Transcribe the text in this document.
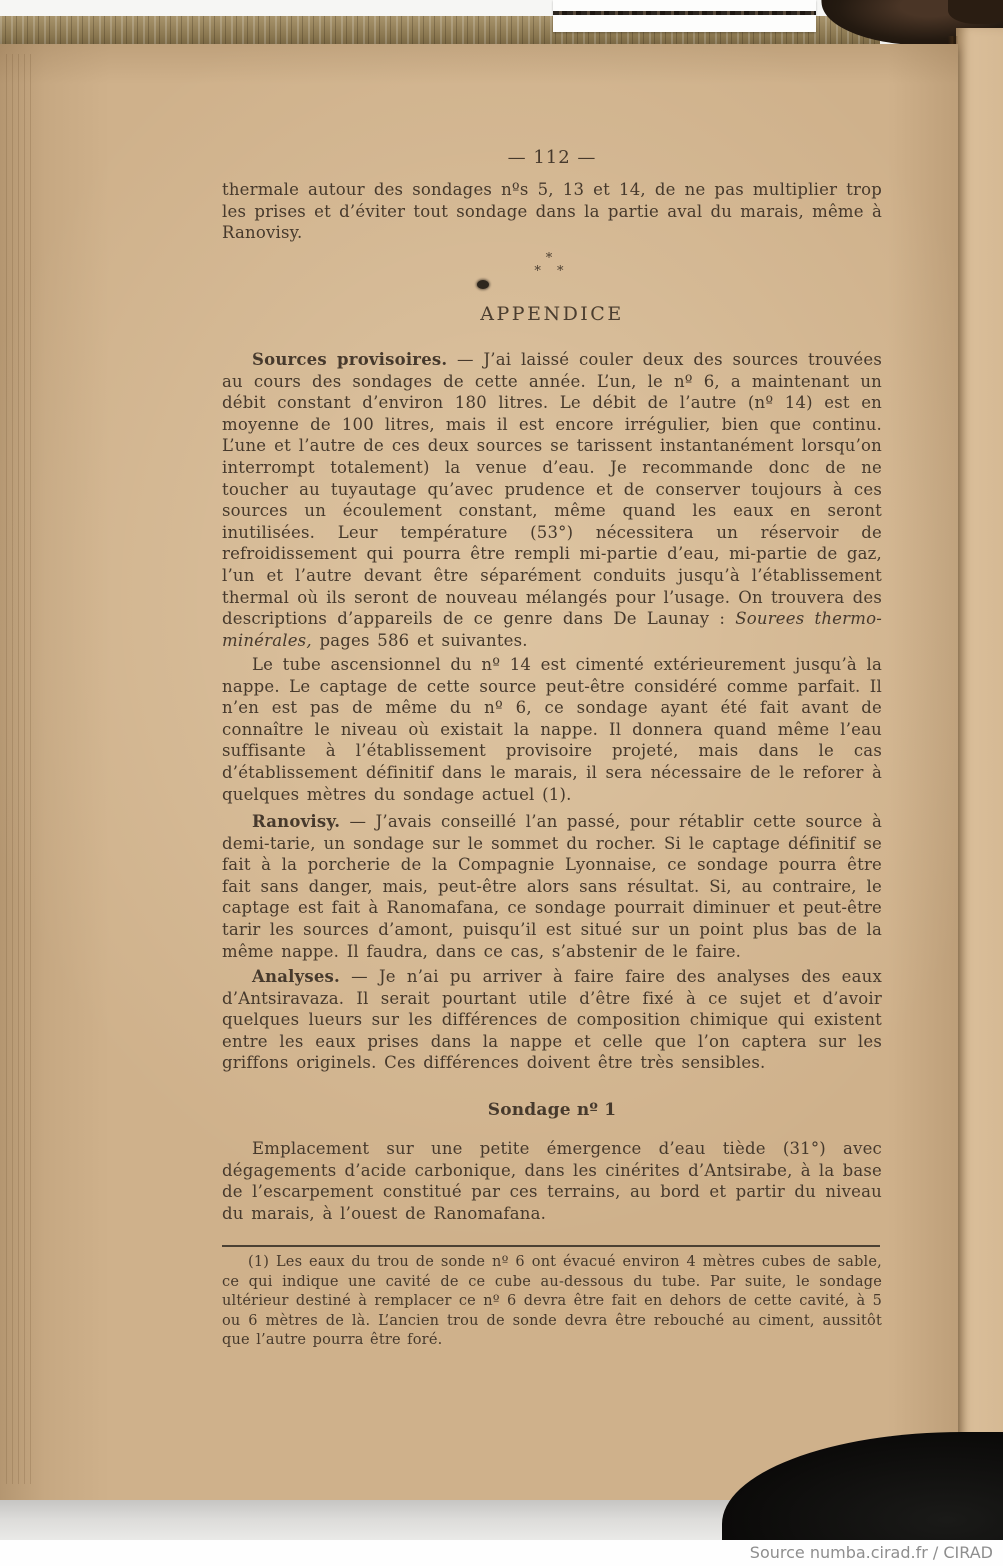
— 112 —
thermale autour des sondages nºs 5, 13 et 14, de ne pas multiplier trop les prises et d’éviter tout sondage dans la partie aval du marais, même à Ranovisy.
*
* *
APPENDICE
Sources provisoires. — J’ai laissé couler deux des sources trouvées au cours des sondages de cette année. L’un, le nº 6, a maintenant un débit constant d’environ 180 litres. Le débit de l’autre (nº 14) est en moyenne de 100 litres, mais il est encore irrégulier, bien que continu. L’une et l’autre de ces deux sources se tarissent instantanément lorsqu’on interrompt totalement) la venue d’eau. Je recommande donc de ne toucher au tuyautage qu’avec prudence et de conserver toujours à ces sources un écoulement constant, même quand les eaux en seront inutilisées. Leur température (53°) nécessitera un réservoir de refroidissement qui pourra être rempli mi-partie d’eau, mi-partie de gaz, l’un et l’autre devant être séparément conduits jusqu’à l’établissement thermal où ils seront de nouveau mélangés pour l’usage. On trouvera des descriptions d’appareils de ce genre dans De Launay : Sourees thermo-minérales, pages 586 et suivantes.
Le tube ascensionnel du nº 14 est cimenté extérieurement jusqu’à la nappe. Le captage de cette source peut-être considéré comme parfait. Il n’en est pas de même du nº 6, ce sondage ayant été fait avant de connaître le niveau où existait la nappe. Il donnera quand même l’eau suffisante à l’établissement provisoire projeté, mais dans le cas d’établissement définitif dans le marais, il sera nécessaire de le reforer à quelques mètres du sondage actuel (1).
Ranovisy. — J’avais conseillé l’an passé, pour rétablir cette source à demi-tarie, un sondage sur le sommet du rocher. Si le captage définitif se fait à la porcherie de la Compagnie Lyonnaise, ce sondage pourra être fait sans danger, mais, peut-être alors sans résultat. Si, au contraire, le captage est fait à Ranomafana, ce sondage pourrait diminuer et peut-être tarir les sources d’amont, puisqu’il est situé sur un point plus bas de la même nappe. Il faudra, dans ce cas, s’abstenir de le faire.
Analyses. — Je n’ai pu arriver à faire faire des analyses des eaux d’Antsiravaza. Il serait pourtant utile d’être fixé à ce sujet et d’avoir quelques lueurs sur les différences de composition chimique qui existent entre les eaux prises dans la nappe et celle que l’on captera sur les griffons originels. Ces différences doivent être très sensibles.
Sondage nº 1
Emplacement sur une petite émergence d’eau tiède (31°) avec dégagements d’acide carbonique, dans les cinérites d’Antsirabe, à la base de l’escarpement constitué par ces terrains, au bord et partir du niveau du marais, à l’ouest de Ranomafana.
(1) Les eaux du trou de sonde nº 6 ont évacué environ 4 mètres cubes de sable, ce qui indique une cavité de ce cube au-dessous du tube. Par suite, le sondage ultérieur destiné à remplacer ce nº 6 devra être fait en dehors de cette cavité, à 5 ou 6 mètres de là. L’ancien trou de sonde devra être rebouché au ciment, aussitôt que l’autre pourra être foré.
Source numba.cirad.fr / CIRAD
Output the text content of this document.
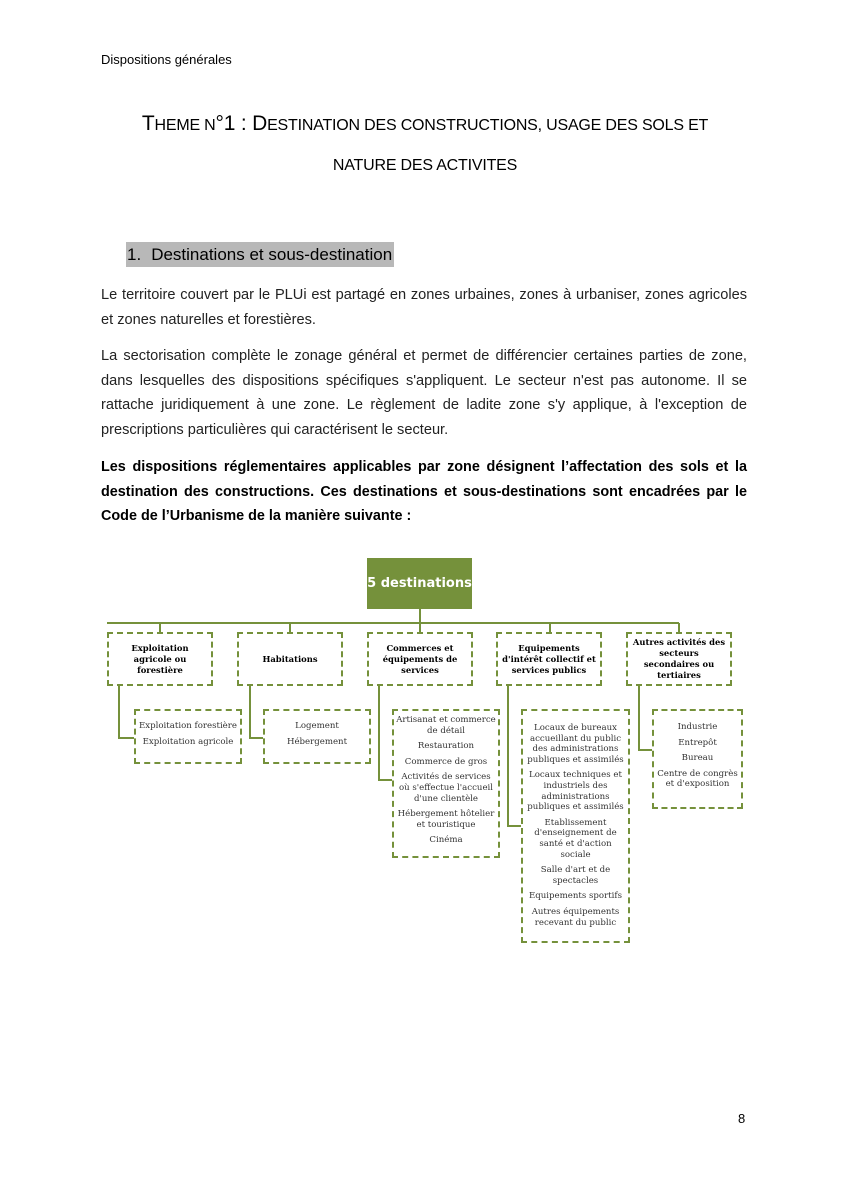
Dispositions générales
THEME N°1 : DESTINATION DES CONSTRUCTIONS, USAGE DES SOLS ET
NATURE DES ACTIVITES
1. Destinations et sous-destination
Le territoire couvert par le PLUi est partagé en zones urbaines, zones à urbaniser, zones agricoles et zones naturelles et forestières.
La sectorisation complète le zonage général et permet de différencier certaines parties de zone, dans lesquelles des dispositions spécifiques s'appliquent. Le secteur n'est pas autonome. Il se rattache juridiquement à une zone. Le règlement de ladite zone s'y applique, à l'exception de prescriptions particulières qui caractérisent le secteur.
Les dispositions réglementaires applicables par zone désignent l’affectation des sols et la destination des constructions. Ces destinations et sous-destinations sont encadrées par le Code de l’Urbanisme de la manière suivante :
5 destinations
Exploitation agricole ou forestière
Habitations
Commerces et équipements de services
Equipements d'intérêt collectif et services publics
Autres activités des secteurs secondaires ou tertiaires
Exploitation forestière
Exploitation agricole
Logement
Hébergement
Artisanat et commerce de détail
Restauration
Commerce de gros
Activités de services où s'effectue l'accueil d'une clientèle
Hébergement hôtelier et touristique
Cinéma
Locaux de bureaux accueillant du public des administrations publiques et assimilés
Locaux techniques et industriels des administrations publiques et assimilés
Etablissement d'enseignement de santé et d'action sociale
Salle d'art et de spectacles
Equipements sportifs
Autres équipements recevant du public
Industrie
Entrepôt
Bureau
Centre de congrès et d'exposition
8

What the task asks: Are you able to set down all the lines above exactly, without any pictures?

Result of this exercise:
Transcribe the text in this document.
— 112 —
thermale autour des sondages nºs 5, 13 et 14, de ne pas multiplier trop les prises et d’éviter tout sondage dans la partie aval du marais, même à Ranovisy.
*
* *
APPENDICE
Sources provisoires. — J’ai laissé couler deux des sources trouvées au cours des sondages de cette année. L’un, le nº 6, a maintenant un débit constant d’environ 180 litres. Le débit de l’autre (nº 14) est en moyenne de 100 litres, mais il est encore irrégulier, bien que continu. L’une et l’autre de ces deux sources se tarissent instantanément lorsqu’on interrompt totalement) la venue d’eau. Je recommande donc de ne toucher au tuyautage qu’avec prudence et de conserver toujours à ces sources un écoulement constant, même quand les eaux en seront inutilisées. Leur température (53°) nécessitera un réservoir de refroidissement qui pourra être rempli mi-partie d’eau, mi-partie de gaz, l’un et l’autre devant être séparément conduits jusqu’à l’établissement thermal où ils seront de nouveau mélangés pour l’usage. On trouvera des descriptions d’appareils de ce genre dans De Launay : Sourees thermo-minérales, pages 586 et suivantes.
Le tube ascensionnel du nº 14 est cimenté extérieurement jusqu’à la nappe. Le captage de cette source peut-être considéré comme parfait. Il n’en est pas de même du nº 6, ce sondage ayant été fait avant de connaître le niveau où existait la nappe. Il donnera quand même l’eau suffisante à l’établissement provisoire projeté, mais dans le cas d’établissement définitif dans le marais, il sera nécessaire de le reforer à quelques mètres du sondage actuel (1).
Ranovisy. — J’avais conseillé l’an passé, pour rétablir cette source à demi-tarie, un sondage sur le sommet du rocher. Si le captage définitif se fait à la porcherie de la Compagnie Lyonnaise, ce sondage pourra être fait sans danger, mais, peut-être alors sans résultat. Si, au contraire, le captage est fait à Ranomafana, ce sondage pourrait diminuer et peut-être tarir les sources d’amont, puisqu’il est situé sur un point plus bas de la même nappe. Il faudra, dans ce cas, s’abstenir de le faire.
Analyses. — Je n’ai pu arriver à faire faire des analyses des eaux d’Antsiravaza. Il serait pourtant utile d’être fixé à ce sujet et d’avoir quelques lueurs sur les différences de composition chimique qui existent entre les eaux prises dans la nappe et celle que l’on captera sur les griffons originels. Ces différences doivent être très sensibles.
Sondage nº 1
Emplacement sur une petite émergence d’eau tiède (31°) avec dégagements d’acide carbonique, dans les cinérites d’Antsirabe, à la base de l’escarpement constitué par ces terrains, au bord et partir du niveau du marais, à l’ouest de Ranomafana.
(1) Les eaux du trou de sonde nº 6 ont évacué environ 4 mètres cubes de sable, ce qui indique une cavité de ce cube au-dessous du tube. Par suite, le sondage ultérieur destiné à remplacer ce nº 6 devra être fait en dehors de cette cavité, à 5 ou 6 mètres de là. L’ancien trou de sonde devra être rebouché au ciment, aussitôt que l’autre pourra être foré.
Source numba.cirad.fr / CIRAD
Output the text content of this document.
Dispositions générales
THEME N°1 : DESTINATION DES CONSTRUCTIONS, USAGE DES SOLS ET
NATURE DES ACTIVITES
1. Destinations et sous-destination
Le territoire couvert par le PLUi est partagé en zones urbaines, zones à urbaniser, zones agricoles et zones naturelles et forestières.
La sectorisation complète le zonage général et permet de différencier certaines parties de zone, dans lesquelles des dispositions spécifiques s'appliquent. Le secteur n'est pas autonome. Il se rattache juridiquement à une zone. Le règlement de ladite zone s'y applique, à l'exception de prescriptions particulières qui caractérisent le secteur.
Les dispositions réglementaires applicables par zone désignent l’affectation des sols et la destination des constructions. Ces destinations et sous-destinations sont encadrées par le Code de l’Urbanisme de la manière suivante :
5 destinations
Exploitation agricole ou forestière
Habitations
Commerces et équipements de services
Equipements d'intérêt collectif et services publics
Autres activités des secteurs secondaires ou tertiaires
Exploitation forestière
Exploitation agricole
Logement
Hébergement
Artisanat et commerce de détail
Restauration
Commerce de gros
Activités de services où s'effectue l'accueil d'une clientèle
Hébergement hôtelier et touristique
Cinéma
Locaux de bureaux accueillant du public des administrations publiques et assimilés
Locaux techniques et industriels des administrations publiques et assimilés
Etablissement d'enseignement de santé et d'action sociale
Salle d'art et de spectacles
Equipements sportifs
Autres équipements recevant du public
Industrie
Entrepôt
Bureau
Centre de congrès et d'exposition
8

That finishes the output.